[Stored data]
☆ ☆ ☆ ☆ ☆ ☆ ☆
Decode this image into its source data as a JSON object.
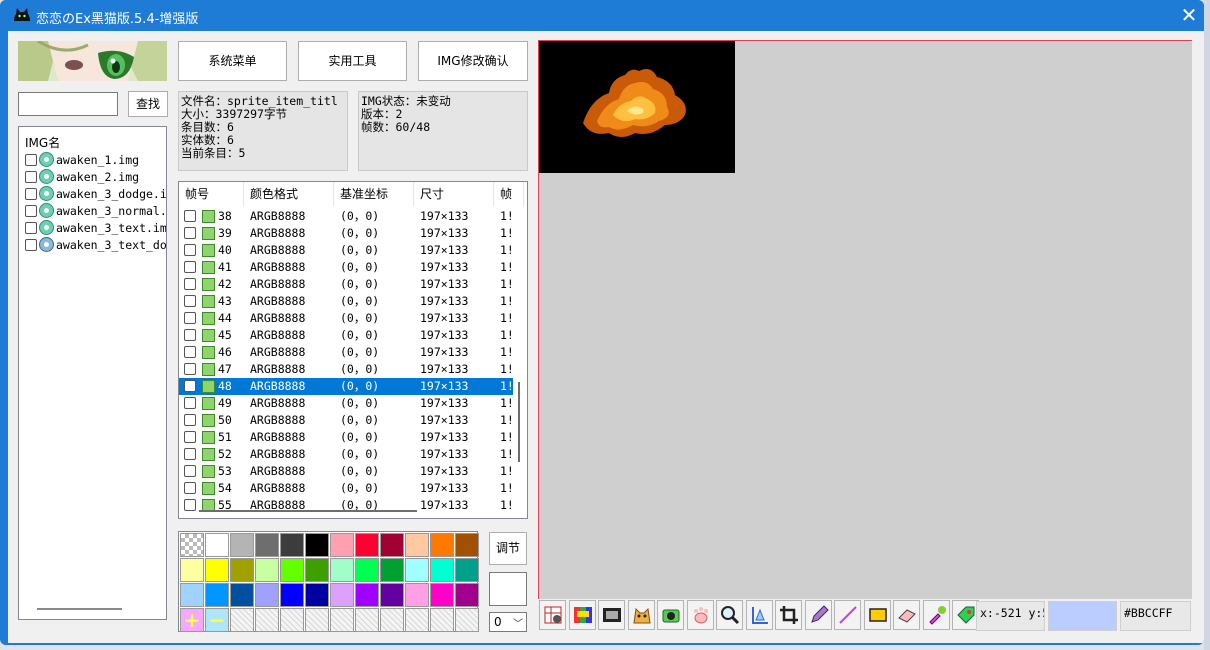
{
  "window": {
    "title": "恋恋のEx黑猫版.5.4-增强版",
    "close_glyph": "✕"
  },
  "search": {
    "value": "",
    "button_label": "查找"
  },
  "buttons": {
    "system_menu": "系统菜单",
    "tools": "实用工具",
    "img_confirm": "IMG修改确认",
    "adjust": "调节"
  },
  "file_list": {
    "header": "IMG名",
    "items": [
      "awaken_1.img",
      "awaken_2.img",
      "awaken_3_dodge.i",
      "awaken_3_normal.",
      "awaken_3_text.im",
      "awaken_3_text_do"
    ]
  },
  "info_left": {
    "line1": "文件名：sprite_item_titl",
    "line2": "大小：3397297字节",
    "line3": "条目数：6",
    "line4": "实体数：6",
    "line5": "当前条目：5"
  },
  "info_right": {
    "line1": "IMG状态：未变动",
    "line2": "版本：2",
    "line3": "帧数：60/48"
  },
  "frame_table": {
    "columns": [
      "帧号",
      "颜色格式",
      "基准坐标",
      "尺寸",
      "帧"
    ],
    "selected_frame": "48",
    "rows": [
      {
        "n": "38",
        "fmt": "ARGB8888",
        "pos": "(0，0)",
        "size": "197×133",
        "extra": "1!"
      },
      {
        "n": "39",
        "fmt": "ARGB8888",
        "pos": "(0，0)",
        "size": "197×133",
        "extra": "1!"
      },
      {
        "n": "40",
        "fmt": "ARGB8888",
        "pos": "(0，0)",
        "size": "197×133",
        "extra": "1!"
      },
      {
        "n": "41",
        "fmt": "ARGB8888",
        "pos": "(0，0)",
        "size": "197×133",
        "extra": "1!"
      },
      {
        "n": "42",
        "fmt": "ARGB8888",
        "pos": "(0，0)",
        "size": "197×133",
        "extra": "1!"
      },
      {
        "n": "43",
        "fmt": "ARGB8888",
        "pos": "(0，0)",
        "size": "197×133",
        "extra": "1!"
      },
      {
        "n": "44",
        "fmt": "ARGB8888",
        "pos": "(0，0)",
        "size": "197×133",
        "extra": "1!"
      },
      {
        "n": "45",
        "fmt": "ARGB8888",
        "pos": "(0，0)",
        "size": "197×133",
        "extra": "1!"
      },
      {
        "n": "46",
        "fmt": "ARGB8888",
        "pos": "(0，0)",
        "size": "197×133",
        "extra": "1!"
      },
      {
        "n": "47",
        "fmt": "ARGB8888",
        "pos": "(0，0)",
        "size": "197×133",
        "extra": "1!"
      },
      {
        "n": "48",
        "fmt": "ARGB8888",
        "pos": "(0，0)",
        "size": "197×133",
        "extra": "1!"
      },
      {
        "n": "49",
        "fmt": "ARGB8888",
        "pos": "(0，0)",
        "size": "197×133",
        "extra": "1!"
      },
      {
        "n": "50",
        "fmt": "ARGB8888",
        "pos": "(0，0)",
        "size": "197×133",
        "extra": "1!"
      },
      {
        "n": "51",
        "fmt": "ARGB8888",
        "pos": "(0，0)",
        "size": "197×133",
        "extra": "1!"
      },
      {
        "n": "52",
        "fmt": "ARGB8888",
        "pos": "(0，0)",
        "size": "197×133",
        "extra": "1!"
      },
      {
        "n": "53",
        "fmt": "ARGB8888",
        "pos": "(0，0)",
        "size": "197×133",
        "extra": "1!"
      },
      {
        "n": "54",
        "fmt": "ARGB8888",
        "pos": "(0，0)",
        "size": "197×133",
        "extra": "1!"
      },
      {
        "n": "55",
        "fmt": "ARGB8888",
        "pos": "(0，0)",
        "size": "197×133",
        "extra": "1!"
      }
    ]
  },
  "palette": {
    "colors": [
      "checker",
      "#ffffff",
      "#b4b4b4",
      "#6e6e6e",
      "#3c3c3c",
      "#000000",
      "#ffa0b0",
      "#ff0032",
      "#a00032",
      "#ffc8a0",
      "#ff7800",
      "#a05000",
      "#ffffa0",
      "#ffff00",
      "#a0a000",
      "#c8ffa0",
      "#64ff00",
      "#3ca000",
      "#a0ffc8",
      "#00ff50",
      "#00a032",
      "#a0ffff",
      "#00ffd2",
      "#00a08c",
      "#a0d2ff",
      "#0096ff",
      "#0050a0",
      "#a0a0ff",
      "#0000ff",
      "#0000a0",
      "#dca0ff",
      "#a000ff",
      "#6400a0",
      "#ffa0e6",
      "#ff00c8",
      "#a0008c",
      "add",
      "remove",
      "empty",
      "empty",
      "empty",
      "empty",
      "empty",
      "empty",
      "empty",
      "empty",
      "empty",
      "empty"
    ],
    "add_glyph": "+",
    "remove_glyph": "−"
  },
  "zoom_select": {
    "value": "0"
  },
  "status": {
    "coords": "x:-521 y:5",
    "hex_color": "#BBCCFF",
    "picked_color": "#bbccff"
  },
  "toolbar_icons": [
    "layers-icon",
    "palette-icon",
    "film-strip-icon",
    "cat-tool-icon",
    "camera-icon",
    "paw-icon",
    "magnifier-icon",
    "align-icon",
    "crop-icon",
    "pencil-icon",
    "line-icon",
    "rectangle-icon",
    "eraser-icon",
    "eyedropper-icon",
    "fill-tag-icon"
  ]
}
☆ ☆ ☆ ☆ ☆ ☆ ☆
• **WHAT IS BEING ASKED**
Reproduce every entry exactly, but omit each picture.

• **COMPLETE ANSWER**
Decode this image into its source data as a JSON object.
{
  "window": {
    "title": "恋恋のEx黑猫版.5.4-增强版",
    "close_glyph": "✕"
  },
  "search": {
    "value": "",
    "button_label": "查找"
  },
  "buttons": {
    "system_menu": "系统菜单",
    "tools": "实用工具",
    "img_confirm": "IMG修改确认",
    "adjust": "调节"
  },
  "file_list": {
    "header": "IMG名",
    "items": [
      "awaken_1.img",
      "awaken_2.img",
      "awaken_3_dodge.i",
      "awaken_3_normal.",
      "awaken_3_text.im",
      "awaken_3_text_do"
    ]
  },
  "info_left": {
    "line1": "文件名：sprite_item_titl",
    "line2": "大小：3397297字节",
    "line3": "条目数：6",
    "line4": "实体数：6",
    "line5": "当前条目：5"
  },
  "info_right": {
    "line1": "IMG状态：未变动",
    "line2": "版本：2",
    "line3": "帧数：60/48"
  },
  "frame_table": {
    "columns": [
      "帧号",
      "颜色格式",
      "基准坐标",
      "尺寸",
      "帧"
    ],
    "selected_frame": "48",
    "rows": [
      {
        "n": "38",
        "fmt": "ARGB8888",
        "pos": "(0，0)",
        "size": "197×133",
        "extra": "1!"
      },
      {
        "n": "39",
        "fmt": "ARGB8888",
        "pos": "(0，0)",
        "size": "197×133",
        "extra": "1!"
      },
      {
        "n": "40",
        "fmt": "ARGB8888",
        "pos": "(0，0)",
        "size": "197×133",
        "extra": "1!"
      },
      {
        "n": "41",
        "fmt": "ARGB8888",
        "pos": "(0，0)",
        "size": "197×133",
        "extra": "1!"
      },
      {
        "n": "42",
        "fmt": "ARGB8888",
        "pos": "(0，0)",
        "size": "197×133",
        "extra": "1!"
      },
      {
        "n": "43",
        "fmt": "ARGB8888",
        "pos": "(0，0)",
        "size": "197×133",
        "extra": "1!"
      },
      {
        "n": "44",
        "fmt": "ARGB8888",
        "pos": "(0，0)",
        "size": "197×133",
        "extra": "1!"
      },
      {
        "n": "45",
        "fmt": "ARGB8888",
        "pos": "(0，0)",
        "size": "197×133",
        "extra": "1!"
      },
      {
        "n": "46",
        "fmt": "ARGB8888",
        "pos": "(0，0)",
        "size": "197×133",
        "extra": "1!"
      },
      {
        "n": "47",
        "fmt": "ARGB8888",
        "pos": "(0，0)",
        "size": "197×133",
        "extra": "1!"
      },
      {
        "n": "48",
        "fmt": "ARGB8888",
        "pos": "(0，0)",
        "size": "197×133",
        "extra": "1!"
      },
      {
        "n": "49",
        "fmt": "ARGB8888",
        "pos": "(0，0)",
        "size": "197×133",
        "extra": "1!"
      },
      {
        "n": "50",
        "fmt": "ARGB8888",
        "pos": "(0，0)",
        "size": "197×133",
        "extra": "1!"
      },
      {
        "n": "51",
        "fmt": "ARGB8888",
        "pos": "(0，0)",
        "size": "197×133",
        "extra": "1!"
      },
      {
        "n": "52",
        "fmt": "ARGB8888",
        "pos": "(0，0)",
        "size": "197×133",
        "extra": "1!"
      },
      {
        "n": "53",
        "fmt": "ARGB8888",
        "pos": "(0，0)",
        "size": "197×133",
        "extra": "1!"
      },
      {
        "n": "54",
        "fmt": "ARGB8888",
        "pos": "(0，0)",
        "size": "197×133",
        "extra": "1!"
      },
      {
        "n": "55",
        "fmt": "ARGB8888",
        "pos": "(0，0)",
        "size": "197×133",
        "extra": "1!"
      }
    ]
  },
  "palette": {
    "colors": [
      "checker",
      "#ffffff",
      "#b4b4b4",
      "#6e6e6e",
      "#3c3c3c",
      "#000000",
      "#ffa0b0",
      "#ff0032",
      "#a00032",
      "#ffc8a0",
      "#ff7800",
      "#a05000",
      "#ffffa0",
      "#ffff00",
      "#a0a000",
      "#c8ffa0",
      "#64ff00",
      "#3ca000",
      "#a0ffc8",
      "#00ff50",
      "#00a032",
      "#a0ffff",
      "#00ffd2",
      "#00a08c",
      "#a0d2ff",
      "#0096ff",
      "#0050a0",
      "#a0a0ff",
      "#0000ff",
      "#0000a0",
      "#dca0ff",
      "#a000ff",
      "#6400a0",
      "#ffa0e6",
      "#ff00c8",
      "#a0008c",
      "add",
      "remove",
      "empty",
      "empty",
      "empty",
      "empty",
      "empty",
      "empty",
      "empty",
      "empty",
      "empty",
      "empty"
    ],
    "add_glyph": "+",
    "remove_glyph": "−"
  },
  "zoom_select": {
    "value": "0"
  },
  "status": {
    "coords": "x:-521 y:5",
    "hex_color": "#BBCCFF",
    "picked_color": "#bbccff"
  },
  "toolbar_icons": [
    "layers-icon",
    "palette-icon",
    "film-strip-icon",
    "cat-tool-icon",
    "camera-icon",
    "paw-icon",
    "magnifier-icon",
    "align-icon",
    "crop-icon",
    "pencil-icon",
    "line-icon",
    "rectangle-icon",
    "eraser-icon",
    "eyedropper-icon",
    "fill-tag-icon"
  ]
}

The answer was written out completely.